* [REQUIREMENTS]
In the data below, locate each line with the word "nghị" and list it.

* [ENTRIES]
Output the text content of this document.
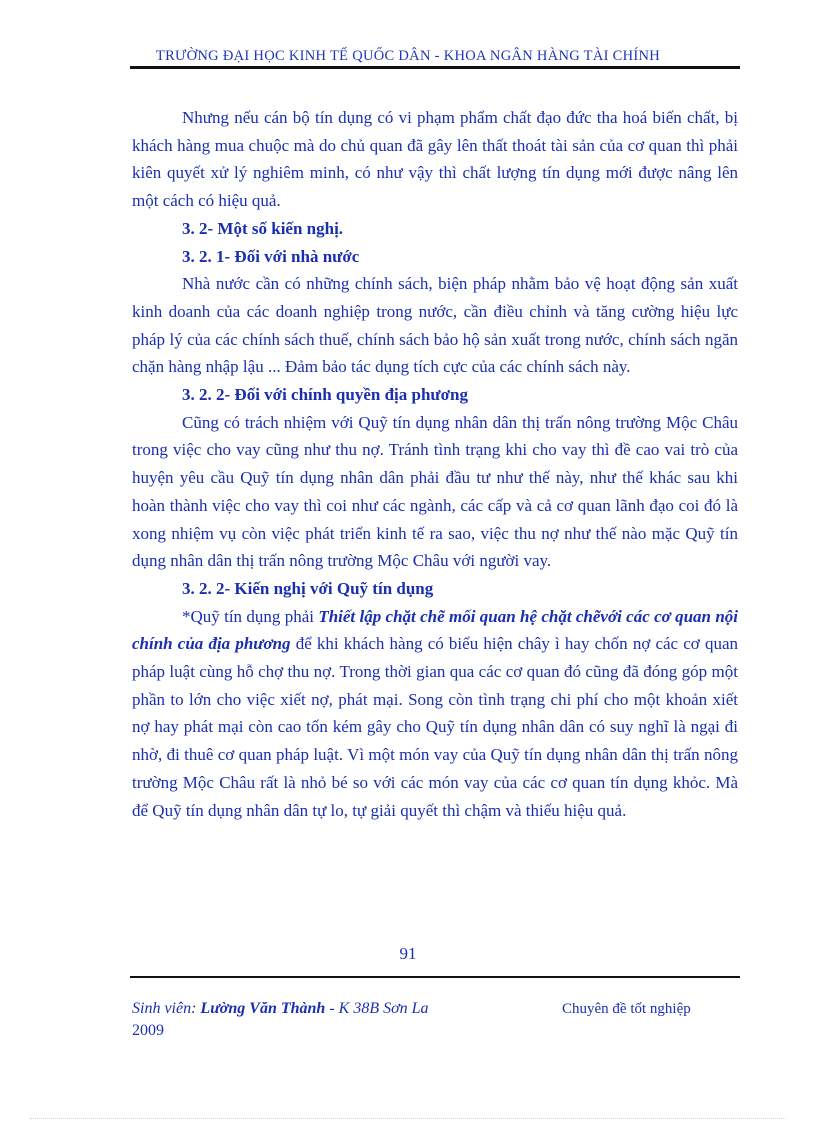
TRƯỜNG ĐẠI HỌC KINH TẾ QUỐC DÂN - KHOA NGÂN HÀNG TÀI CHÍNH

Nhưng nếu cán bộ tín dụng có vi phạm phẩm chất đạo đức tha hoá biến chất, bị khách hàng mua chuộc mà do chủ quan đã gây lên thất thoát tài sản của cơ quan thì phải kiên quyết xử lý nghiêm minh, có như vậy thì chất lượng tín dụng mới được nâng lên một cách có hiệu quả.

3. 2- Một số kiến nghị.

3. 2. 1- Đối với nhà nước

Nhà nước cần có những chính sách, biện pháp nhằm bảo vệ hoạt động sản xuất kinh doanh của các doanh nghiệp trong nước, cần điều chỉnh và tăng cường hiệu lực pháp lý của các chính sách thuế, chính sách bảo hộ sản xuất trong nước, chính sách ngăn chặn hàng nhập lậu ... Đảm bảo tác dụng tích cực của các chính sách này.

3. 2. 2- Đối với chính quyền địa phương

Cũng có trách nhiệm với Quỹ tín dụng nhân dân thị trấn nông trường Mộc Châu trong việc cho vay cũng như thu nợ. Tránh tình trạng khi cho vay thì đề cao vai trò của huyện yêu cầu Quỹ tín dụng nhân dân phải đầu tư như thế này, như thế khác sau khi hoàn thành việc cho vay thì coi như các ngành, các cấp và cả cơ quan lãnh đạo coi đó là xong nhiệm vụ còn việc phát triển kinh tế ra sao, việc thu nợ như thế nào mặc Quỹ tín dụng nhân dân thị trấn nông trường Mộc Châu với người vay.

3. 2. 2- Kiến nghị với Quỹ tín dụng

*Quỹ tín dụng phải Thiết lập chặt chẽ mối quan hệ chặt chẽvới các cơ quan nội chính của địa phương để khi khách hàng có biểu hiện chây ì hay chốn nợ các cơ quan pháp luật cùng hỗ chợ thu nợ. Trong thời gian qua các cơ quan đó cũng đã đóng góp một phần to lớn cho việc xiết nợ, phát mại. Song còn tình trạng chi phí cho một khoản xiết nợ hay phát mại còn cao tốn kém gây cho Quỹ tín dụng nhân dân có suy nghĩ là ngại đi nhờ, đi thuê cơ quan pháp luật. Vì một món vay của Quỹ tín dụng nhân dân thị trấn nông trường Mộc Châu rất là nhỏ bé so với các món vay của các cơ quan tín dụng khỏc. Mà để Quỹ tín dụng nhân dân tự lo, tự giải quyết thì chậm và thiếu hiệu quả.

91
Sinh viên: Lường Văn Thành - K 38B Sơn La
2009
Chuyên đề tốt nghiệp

* [COMPLETED TASK]
3. 2- Một số kiến nghị.
3. 2. 2- Kiến nghị với Quỹ tín dụng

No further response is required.